**Instructions for the task**
Can you continue the article about the Art Fair Philippines tribute to Norma Crisologo Liongoren, picking up right after its final paragraph?

* start Passage provided *

For the first time, Art Fair Philippines has tributes to honor two late art world personalities: Norma Crisologo Liongoren of Liongoren Gallery and Albert Avellana of Avellana ArtGallery.

Norma Crisologo Liongoren's tribute was curated by her daughter, Hannah Liongoren, who is a United States-based illustrator and designer, who does exhibition design.

To put together the tribute for her mom, titled, "Norma Liongoren: Reading Between the Lines," Hannah had to find a way to navigate the artworks since most of them existed before she was born.

"You have all these works of art and the main author, which, in this case, is my mom, is no longer there," Hannah said, "You have the art there as a point of reference, but you don't necessarily know what the intent is, right? Or what the narrative is of those artworks."

"You can only base it off memory and then, you can also ask people around, but it's no longer—it's not going to come from the person who acquired them, you know, or the person who was the main steward of these works. So, the concept, when it comes to the tribute show, is just this analysis of how do you navigate—like, from my lens, from my perspective, as the person who is reading between the lines, basically, how can I tell my mother's story based on the works that [were] left with us?"

* end Passage provided *
* start Data extract *

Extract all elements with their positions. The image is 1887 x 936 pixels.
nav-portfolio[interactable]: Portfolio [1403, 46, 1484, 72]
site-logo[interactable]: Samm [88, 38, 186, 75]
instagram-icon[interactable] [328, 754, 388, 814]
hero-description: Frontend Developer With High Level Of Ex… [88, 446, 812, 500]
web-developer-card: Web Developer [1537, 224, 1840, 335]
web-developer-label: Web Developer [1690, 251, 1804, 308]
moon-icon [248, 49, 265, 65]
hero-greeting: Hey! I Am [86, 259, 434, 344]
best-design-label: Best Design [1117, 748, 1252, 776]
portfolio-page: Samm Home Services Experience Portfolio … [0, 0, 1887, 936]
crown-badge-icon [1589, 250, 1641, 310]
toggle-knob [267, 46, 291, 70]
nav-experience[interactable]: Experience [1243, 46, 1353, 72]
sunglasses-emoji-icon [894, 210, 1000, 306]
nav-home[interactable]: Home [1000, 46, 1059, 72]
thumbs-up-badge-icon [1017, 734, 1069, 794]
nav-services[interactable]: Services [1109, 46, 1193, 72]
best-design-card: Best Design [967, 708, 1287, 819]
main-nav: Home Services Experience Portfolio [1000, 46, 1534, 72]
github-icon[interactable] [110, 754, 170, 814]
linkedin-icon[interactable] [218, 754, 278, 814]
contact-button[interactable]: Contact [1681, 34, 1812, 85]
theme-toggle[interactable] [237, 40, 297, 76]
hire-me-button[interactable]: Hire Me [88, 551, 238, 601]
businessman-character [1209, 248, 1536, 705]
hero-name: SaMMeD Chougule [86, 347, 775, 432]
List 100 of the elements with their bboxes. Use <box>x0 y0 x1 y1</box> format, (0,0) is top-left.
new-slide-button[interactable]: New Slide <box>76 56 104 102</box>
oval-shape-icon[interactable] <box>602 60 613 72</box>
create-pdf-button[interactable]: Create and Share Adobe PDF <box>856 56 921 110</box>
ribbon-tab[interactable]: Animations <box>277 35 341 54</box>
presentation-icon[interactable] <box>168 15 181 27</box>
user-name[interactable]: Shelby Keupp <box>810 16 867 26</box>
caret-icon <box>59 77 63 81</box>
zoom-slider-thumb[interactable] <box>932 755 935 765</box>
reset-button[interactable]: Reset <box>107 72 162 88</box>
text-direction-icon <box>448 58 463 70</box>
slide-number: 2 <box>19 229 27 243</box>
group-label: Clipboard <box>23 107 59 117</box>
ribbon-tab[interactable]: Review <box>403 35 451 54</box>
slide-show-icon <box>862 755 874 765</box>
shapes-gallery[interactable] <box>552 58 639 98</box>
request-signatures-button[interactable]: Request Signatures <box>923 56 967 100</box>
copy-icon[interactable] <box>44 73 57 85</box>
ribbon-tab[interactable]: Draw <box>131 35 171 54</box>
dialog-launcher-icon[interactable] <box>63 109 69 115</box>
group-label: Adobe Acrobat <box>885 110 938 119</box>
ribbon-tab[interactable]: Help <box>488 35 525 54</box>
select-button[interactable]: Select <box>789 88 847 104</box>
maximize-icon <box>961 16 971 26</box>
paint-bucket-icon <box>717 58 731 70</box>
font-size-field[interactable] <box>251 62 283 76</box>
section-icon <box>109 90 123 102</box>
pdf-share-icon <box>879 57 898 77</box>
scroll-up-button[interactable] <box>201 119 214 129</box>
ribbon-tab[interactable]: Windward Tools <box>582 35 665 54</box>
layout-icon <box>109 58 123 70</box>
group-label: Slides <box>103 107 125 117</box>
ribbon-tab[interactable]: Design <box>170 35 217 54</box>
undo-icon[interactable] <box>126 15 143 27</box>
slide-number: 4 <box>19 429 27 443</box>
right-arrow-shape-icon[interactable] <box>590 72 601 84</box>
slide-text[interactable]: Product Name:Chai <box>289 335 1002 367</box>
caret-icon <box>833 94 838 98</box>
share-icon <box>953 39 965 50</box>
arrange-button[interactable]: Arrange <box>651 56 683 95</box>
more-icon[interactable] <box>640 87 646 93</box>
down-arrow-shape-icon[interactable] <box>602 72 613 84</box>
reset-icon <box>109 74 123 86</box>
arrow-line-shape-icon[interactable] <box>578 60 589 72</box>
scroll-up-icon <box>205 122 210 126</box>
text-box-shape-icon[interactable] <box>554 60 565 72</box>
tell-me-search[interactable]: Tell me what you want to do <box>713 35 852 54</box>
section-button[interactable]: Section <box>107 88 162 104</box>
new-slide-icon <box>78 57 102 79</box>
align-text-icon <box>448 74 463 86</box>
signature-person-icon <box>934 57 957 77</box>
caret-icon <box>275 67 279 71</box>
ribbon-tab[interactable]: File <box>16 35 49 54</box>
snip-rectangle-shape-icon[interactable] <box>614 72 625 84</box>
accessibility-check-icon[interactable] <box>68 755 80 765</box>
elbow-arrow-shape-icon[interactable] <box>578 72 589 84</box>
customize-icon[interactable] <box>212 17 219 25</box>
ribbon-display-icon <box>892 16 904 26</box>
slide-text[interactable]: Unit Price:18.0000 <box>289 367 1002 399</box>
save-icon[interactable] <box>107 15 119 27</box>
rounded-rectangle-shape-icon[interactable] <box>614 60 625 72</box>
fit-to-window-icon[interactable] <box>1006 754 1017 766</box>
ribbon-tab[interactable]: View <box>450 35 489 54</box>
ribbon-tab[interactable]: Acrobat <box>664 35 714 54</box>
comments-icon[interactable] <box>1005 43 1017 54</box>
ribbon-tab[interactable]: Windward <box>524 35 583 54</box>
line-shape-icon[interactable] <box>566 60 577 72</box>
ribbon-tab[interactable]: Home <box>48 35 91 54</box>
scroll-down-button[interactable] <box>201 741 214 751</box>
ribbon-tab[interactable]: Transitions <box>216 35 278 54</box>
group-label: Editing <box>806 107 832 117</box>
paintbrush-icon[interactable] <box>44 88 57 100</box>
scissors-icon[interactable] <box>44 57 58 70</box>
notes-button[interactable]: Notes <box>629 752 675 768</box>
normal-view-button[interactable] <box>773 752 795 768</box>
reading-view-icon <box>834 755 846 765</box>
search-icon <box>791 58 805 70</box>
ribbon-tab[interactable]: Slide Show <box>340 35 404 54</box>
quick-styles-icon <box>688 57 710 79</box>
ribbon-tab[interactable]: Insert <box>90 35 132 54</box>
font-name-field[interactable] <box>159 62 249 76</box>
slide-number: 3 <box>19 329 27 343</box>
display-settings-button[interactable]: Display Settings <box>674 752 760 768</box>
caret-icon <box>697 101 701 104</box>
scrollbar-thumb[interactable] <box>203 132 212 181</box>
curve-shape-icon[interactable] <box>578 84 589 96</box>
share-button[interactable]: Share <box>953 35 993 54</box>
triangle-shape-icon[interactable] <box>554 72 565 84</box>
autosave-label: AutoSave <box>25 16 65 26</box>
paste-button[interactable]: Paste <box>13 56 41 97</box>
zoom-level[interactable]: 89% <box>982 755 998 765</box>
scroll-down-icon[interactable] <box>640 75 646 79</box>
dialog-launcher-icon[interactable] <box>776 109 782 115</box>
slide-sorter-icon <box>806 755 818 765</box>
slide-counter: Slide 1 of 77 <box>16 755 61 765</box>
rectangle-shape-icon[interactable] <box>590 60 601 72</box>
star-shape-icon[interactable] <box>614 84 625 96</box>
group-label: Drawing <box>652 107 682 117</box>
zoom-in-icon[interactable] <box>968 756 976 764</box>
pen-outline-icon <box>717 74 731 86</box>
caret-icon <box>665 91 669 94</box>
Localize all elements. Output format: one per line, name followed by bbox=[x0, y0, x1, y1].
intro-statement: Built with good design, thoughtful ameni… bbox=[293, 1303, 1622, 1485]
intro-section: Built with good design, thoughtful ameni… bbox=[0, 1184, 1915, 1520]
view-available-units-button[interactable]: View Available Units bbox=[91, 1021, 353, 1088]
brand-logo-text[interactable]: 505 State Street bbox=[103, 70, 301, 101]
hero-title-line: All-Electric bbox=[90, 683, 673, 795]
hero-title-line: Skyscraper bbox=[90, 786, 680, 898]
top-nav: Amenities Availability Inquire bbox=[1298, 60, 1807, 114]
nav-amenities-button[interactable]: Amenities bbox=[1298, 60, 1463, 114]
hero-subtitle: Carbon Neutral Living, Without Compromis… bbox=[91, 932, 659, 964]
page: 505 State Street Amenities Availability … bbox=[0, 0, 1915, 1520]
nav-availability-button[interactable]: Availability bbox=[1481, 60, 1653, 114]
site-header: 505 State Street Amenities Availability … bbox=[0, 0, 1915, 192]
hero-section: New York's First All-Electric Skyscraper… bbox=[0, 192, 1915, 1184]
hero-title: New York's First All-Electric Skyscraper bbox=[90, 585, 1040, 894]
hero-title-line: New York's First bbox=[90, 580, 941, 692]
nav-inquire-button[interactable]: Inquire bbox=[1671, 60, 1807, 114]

* end Data extract *

**Answer to this task**
Photo: Hannah Liongoren
Photo: Hannah Liongoren

The tribute is anchored by portraits of Norma in the nude and as a pregnant woman by her husband Alfredo Liongoren and family friend Danilo Dalena, respectively. Made ten years apart, the nude drawing was sketched immediately after the birth of Erik, her first child, in 1975, while the portrait by Dalena was painted while Hannah, the youngest, was still in her mother's womb in 1985.

Hannah said Dalen's portrait of her mom while pregnant with her is very personal, as Dalena is her godfather. She also grew up with the piece on display in their living room.

"It gave me a sense of identity, almost, because it showed a pregnant version of my mom that I never got to see as someone who is the youngest in the family, right? I never got to witness her as a pregnant woman, and it just so happened, there was this, like, glorified version of her as a pregnant woman," she said.

"I think that's the byproduct of seeing portraitures of yourself and your parents—you get to think about your history, and I think, pay attention and be mindful of that—those datapoints in your life," she continued.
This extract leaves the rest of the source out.